Power is good.  Power is immensely useful.  Especially power at a distance like a gun.


Your possessions are the prime source of your facultas.  Your possessions are a very important part of your reality.  See chapter Possessions.


We utilize powerful tools constantly every day.  It's easy to overlook their importance in our lives.  From the lights we use to see after dark to the kettles we use to boil the water for our hot drinks to the toothbrushes, the pocket micro-computers (cell phones), pens and so much else.


You deserve a high quality of life.  You deserve the best food, the best home with the best things in it.  From the best pillow to the best toilet seat.  Society orders its citizens in terms of class.  Do not listen to Society's classification of yourself.  You deserve the highest class of life available.  A high quality (foam) pillow may cost a little more but not a lot and for something that you use nightly is worth the extra expense.  Sensibly a first class plane ticket may not be necessary when instead business class is a fraction the price and very comfortable.

Required task a: In the records, reproduce the part that opens with the line containing "area-1 <box>165 451 1157 761</box>" and closes with the line containing "x-tick-label: 17 <box>465 811 493 839</box>", replacing each "legend-label" with "legend-text" and changing nothing else.
The records that follow bear no relation to the text on power and possessions.

Stored data

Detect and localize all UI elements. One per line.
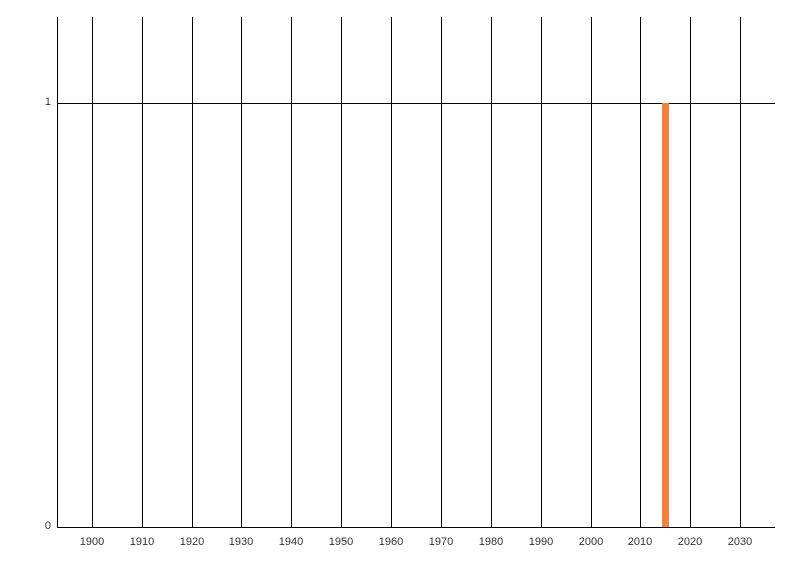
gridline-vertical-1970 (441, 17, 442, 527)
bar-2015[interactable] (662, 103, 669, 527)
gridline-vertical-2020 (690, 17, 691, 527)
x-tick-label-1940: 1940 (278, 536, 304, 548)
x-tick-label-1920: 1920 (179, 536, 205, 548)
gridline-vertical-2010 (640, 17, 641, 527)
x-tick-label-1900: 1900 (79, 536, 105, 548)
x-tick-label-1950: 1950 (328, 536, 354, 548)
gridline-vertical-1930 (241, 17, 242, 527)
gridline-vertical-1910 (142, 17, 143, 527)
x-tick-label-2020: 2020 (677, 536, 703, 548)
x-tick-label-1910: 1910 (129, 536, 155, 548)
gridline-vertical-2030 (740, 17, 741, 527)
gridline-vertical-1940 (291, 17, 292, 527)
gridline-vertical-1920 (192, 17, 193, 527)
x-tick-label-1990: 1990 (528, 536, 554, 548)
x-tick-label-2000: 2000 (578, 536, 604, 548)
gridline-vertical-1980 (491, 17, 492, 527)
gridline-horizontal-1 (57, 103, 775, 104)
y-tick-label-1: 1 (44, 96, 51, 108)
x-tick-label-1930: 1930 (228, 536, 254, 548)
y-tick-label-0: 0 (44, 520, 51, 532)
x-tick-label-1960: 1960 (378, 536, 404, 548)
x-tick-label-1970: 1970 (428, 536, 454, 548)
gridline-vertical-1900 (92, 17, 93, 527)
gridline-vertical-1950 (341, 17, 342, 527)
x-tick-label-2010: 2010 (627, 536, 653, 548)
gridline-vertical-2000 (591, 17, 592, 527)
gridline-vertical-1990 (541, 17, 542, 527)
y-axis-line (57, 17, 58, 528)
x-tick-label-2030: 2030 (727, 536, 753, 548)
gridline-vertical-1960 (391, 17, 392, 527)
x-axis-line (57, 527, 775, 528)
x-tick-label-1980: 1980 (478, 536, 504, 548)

==

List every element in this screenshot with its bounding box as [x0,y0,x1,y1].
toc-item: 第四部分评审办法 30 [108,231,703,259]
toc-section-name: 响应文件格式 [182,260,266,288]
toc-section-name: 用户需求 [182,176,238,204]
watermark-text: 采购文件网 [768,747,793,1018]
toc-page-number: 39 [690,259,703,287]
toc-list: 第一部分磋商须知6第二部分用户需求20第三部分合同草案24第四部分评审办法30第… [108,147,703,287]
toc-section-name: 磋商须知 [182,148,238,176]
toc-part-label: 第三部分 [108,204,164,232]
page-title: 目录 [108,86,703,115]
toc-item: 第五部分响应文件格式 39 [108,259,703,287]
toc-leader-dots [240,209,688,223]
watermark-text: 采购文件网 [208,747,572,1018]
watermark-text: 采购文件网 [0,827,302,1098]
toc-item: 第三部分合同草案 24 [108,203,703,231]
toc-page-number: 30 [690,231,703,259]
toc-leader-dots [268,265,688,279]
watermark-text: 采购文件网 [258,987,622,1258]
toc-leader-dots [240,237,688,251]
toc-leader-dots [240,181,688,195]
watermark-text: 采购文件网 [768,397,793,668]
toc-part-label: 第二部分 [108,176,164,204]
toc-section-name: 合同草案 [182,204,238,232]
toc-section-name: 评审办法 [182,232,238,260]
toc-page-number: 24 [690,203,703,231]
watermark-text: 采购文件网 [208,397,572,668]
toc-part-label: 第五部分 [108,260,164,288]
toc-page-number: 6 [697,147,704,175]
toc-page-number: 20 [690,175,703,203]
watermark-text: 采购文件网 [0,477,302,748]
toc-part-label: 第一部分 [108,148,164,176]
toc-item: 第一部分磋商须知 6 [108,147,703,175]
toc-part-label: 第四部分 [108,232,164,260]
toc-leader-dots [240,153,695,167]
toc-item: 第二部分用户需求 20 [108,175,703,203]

--

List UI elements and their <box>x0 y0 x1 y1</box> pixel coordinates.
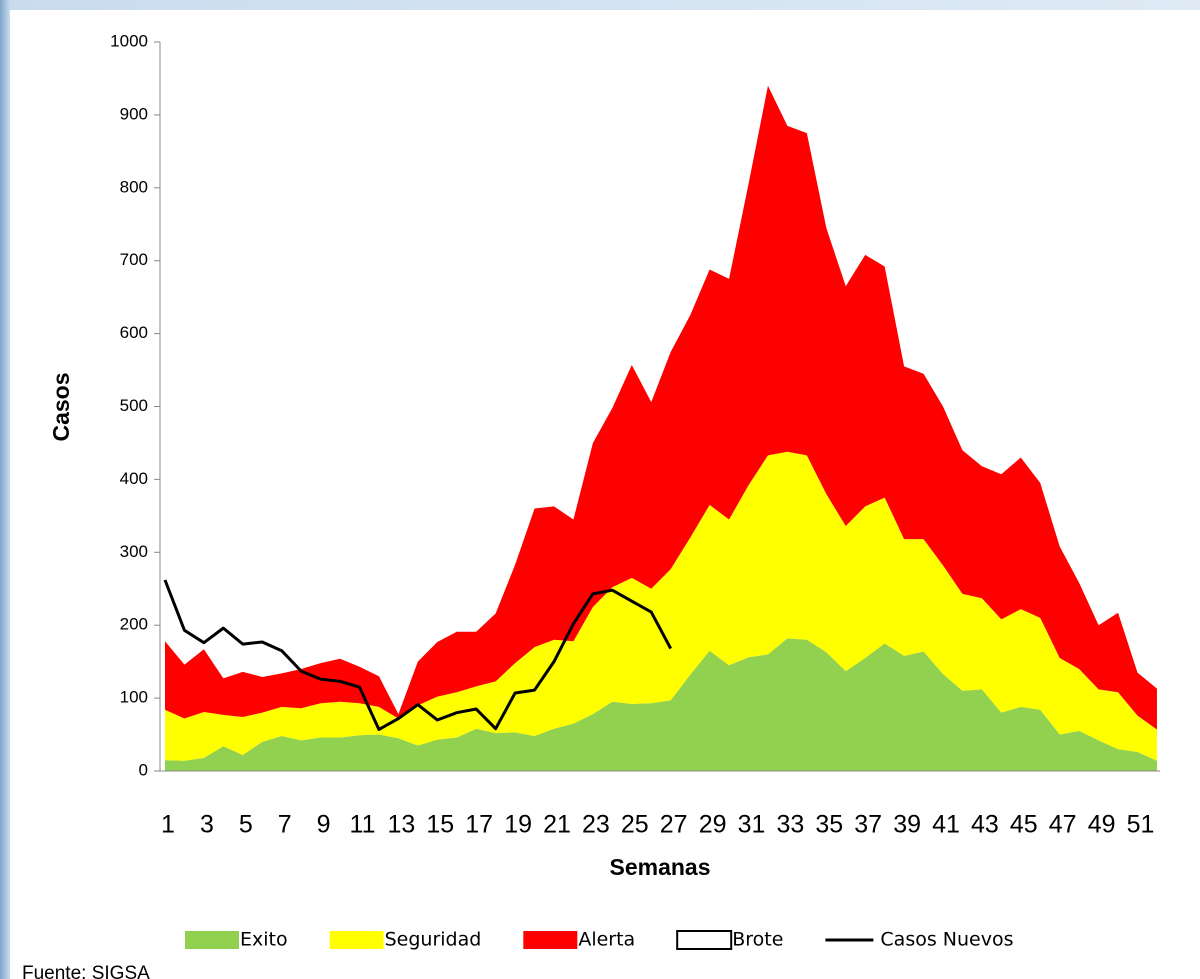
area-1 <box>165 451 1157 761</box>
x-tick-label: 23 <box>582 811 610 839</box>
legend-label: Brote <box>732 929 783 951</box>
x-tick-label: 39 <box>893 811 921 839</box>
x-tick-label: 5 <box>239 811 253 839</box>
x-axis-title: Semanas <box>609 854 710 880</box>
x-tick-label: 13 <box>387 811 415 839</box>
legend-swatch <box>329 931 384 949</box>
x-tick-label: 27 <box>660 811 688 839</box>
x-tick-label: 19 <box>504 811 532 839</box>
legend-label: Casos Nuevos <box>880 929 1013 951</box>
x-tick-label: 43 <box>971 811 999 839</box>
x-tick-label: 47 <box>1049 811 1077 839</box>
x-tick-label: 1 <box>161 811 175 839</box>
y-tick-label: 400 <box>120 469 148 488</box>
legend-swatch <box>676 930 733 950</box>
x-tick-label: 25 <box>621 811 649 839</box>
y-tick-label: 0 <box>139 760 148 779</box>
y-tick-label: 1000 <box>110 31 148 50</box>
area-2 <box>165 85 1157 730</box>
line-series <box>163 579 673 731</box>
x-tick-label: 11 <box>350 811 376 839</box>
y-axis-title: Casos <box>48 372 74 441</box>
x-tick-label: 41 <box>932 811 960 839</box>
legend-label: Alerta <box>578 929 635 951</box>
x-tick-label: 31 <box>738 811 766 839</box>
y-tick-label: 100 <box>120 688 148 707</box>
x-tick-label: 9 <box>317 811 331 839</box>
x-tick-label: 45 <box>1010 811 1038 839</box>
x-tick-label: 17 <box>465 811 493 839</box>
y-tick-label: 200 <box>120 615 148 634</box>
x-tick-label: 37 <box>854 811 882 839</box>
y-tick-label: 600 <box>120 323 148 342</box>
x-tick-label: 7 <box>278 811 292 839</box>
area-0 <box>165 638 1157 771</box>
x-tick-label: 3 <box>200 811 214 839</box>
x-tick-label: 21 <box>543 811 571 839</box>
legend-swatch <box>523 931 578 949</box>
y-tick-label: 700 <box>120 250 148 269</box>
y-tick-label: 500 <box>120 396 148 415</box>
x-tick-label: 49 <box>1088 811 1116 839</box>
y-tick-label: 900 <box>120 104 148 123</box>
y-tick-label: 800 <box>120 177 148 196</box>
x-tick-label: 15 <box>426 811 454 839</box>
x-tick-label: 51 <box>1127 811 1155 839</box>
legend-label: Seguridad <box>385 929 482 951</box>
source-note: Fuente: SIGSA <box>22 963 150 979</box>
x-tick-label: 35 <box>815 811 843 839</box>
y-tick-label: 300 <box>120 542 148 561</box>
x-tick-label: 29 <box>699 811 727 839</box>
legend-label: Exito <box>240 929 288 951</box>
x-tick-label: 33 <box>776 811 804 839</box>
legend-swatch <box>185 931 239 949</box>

Required task b: Continue the text on power and possessions from the point at which it stops.

Exercise result a:
area-1 <box>165 451 1157 761</box>
x-tick-label: 23 <box>582 811 610 839</box>
legend-text: Brote <box>732 929 783 951</box>
x-tick-label: 39 <box>893 811 921 839</box>
x-tick-label: 5 <box>239 811 253 839</box>
x-axis-title: Semanas <box>609 854 710 880</box>
x-tick-label: 13 <box>387 811 415 839</box>
legend-swatch <box>329 931 384 949</box>
x-tick-label: 27 <box>660 811 688 839</box>
x-tick-label: 19 <box>504 811 532 839</box>
legend-text: Casos Nuevos <box>880 929 1013 951</box>
x-tick-label: 43 <box>971 811 999 839</box>
x-tick-label: 47 <box>1049 811 1077 839</box>
x-tick-label: 1 <box>161 811 175 839</box>
y-tick-label: 400 <box>120 469 148 488</box>
legend-swatch <box>676 930 733 950</box>
x-tick-label: 25 <box>621 811 649 839</box>
y-tick-label: 0 <box>139 760 148 779</box>
y-tick-label: 1000 <box>110 31 148 50</box>
area-2 <box>165 85 1157 730</box>
line-series <box>163 579 673 731</box>
x-tick-label: 11 <box>350 811 376 839</box>
y-axis-title: Casos <box>48 372 74 441</box>
x-tick-label: 41 <box>932 811 960 839</box>
legend-text: Alerta <box>578 929 635 951</box>
x-tick-label: 31 <box>738 811 766 839</box>
y-tick-label: 100 <box>120 688 148 707</box>
x-tick-label: 9 <box>317 811 331 839</box>
x-tick-label: 45 <box>1010 811 1038 839</box>
x-tick-label: 17 <box>465 811 493 839</box>

Exercise result b:
Make sure you have the tools for life.  The can opener, the bowl, the blender, etc..  If you have to buy cheap ones then buy cheap ones.  Then upgrade.


Cover the basics, the essentials; eating, sleeping, washing, cooking, personal safety.  Then gradually increase your collection to include items which you'd use daily.  Eventually you'll have tools which although you use only occasionally you gain a higher quality of life using like pineapple cutters and juicers.


Becoming aware of how much reliance one places on these everyday tools helps one understand accurately their own dependence.


Choosing to have is mostly a good thing.  Having is your skills, plus your experience, plus what reality lets you get & keep.  This is what you can have.  Sometimes one manages to obtain yet it provokes an Attack which goes on to damage or to destroy completely that which one obtained.


"The pen is mightier than the sword."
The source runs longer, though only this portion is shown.